Different latency between traceroute and ping

Alek5942 · ‎08-27-2024

Hello community,

Recently, I observed very strange situation. Users were complaining about general slowness of internet connection. I performed ping and traceroute from Core switch to 8.8.8.8 and ping latency was very good whereas traceroute showed high latency inside ISP's network. We opened ticket for ISP and after some time issue was resolved. But my question is, how is possible that latency of ping was fine? How is it possible that there is difference between in latency between ping and traceroute? Below is example of output with modified IP addresses:

CoreSwitch#ping 8.8.8.8
Type escape sequence to abort.
Sending 5, 100-byte ICMP Echos to 8.8.8.8, timeout is 2 seconds:
!!!!!
Success rate is 100 percent (5/5), round-trip min/avg/max = 5/5/7 ms

CoreSwitch#traceroute 8.8.8.8 numeric
Type escape sequence to abort.
Tracing the route to 8.8.8.8
VRF info: (vrf in name/id, vrf out name/id)
1 192.21.17.225 0 msec 0 msec 0 msec
2 7.19.29.217 1 msec 1 msec 1 msec
3 3.72.12.251 1 msec 1 msec 1 msec
4 * * *
5 12.14.11.18 2993 msec
12.14.11.20 2411 msec
12.14.11.18 2680 msec
6 *
17.29.3.75 2986 msec
18.72.6.162 2560 msec
7 *
17.29.3.1 332 msec
17.29.3.4 980 msec
8 17.29.4.21 1483 msec * *
9 8.8.8.8 1633 msec 1794 msec *
CoreSwitch#

Flavio Miranda · ‎08-27-2024

@Alek5942

"Traceroute involves sending UDP packets to each node along the way, and waiting for its timeout response (then moving on to the next node), whereas a ping is just forwarded. What you're seeing is the time it takes for each node to respond to the request instead of just forwarding a small packet."

Tasks for this exercise:
1. In the thread about ping and traceroute latency, what round-trip min/avg/max did the ping to 8.8.8.8 report?
2. Please list every hop number in the thread's traceroute output whose line includes at least one asterisk.

Raw data:
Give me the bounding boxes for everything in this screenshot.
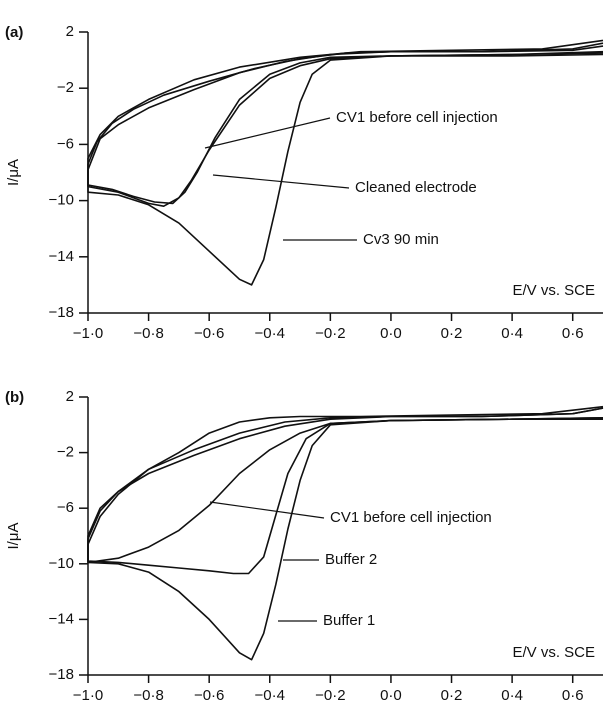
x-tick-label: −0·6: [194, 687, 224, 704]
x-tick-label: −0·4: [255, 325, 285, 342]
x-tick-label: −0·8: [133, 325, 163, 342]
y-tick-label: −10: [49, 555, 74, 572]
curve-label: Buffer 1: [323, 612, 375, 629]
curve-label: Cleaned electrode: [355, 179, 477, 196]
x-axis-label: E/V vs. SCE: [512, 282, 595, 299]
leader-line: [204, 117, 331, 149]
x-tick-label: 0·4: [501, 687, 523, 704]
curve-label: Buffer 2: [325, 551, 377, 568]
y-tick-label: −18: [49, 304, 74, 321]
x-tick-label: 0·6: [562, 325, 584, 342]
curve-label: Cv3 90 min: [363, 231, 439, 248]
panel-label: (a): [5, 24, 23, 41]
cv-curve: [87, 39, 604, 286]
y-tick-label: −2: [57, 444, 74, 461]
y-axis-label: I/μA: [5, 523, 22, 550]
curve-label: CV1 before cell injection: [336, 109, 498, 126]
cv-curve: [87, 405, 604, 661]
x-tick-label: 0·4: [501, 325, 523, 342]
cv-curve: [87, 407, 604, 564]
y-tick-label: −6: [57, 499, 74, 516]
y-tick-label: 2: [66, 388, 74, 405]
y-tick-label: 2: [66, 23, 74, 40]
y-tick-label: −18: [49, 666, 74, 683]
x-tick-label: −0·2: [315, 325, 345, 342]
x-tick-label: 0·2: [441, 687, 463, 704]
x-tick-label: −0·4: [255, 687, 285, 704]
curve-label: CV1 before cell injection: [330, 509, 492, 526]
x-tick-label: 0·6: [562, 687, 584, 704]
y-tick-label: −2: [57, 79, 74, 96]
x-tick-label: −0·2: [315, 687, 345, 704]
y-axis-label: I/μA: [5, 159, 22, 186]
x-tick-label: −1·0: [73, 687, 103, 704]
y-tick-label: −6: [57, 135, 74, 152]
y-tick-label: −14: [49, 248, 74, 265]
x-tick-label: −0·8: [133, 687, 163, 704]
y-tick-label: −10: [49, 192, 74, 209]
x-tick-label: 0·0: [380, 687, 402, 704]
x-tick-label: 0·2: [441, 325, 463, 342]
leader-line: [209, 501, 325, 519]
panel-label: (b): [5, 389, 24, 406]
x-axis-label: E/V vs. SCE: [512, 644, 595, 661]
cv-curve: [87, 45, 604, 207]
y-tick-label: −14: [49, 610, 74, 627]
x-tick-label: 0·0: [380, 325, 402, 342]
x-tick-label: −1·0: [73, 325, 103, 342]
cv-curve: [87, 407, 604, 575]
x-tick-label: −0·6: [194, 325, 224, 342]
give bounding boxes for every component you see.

The results:
1. 5/5/7 ms

2. 4, 6, 7, 8, 9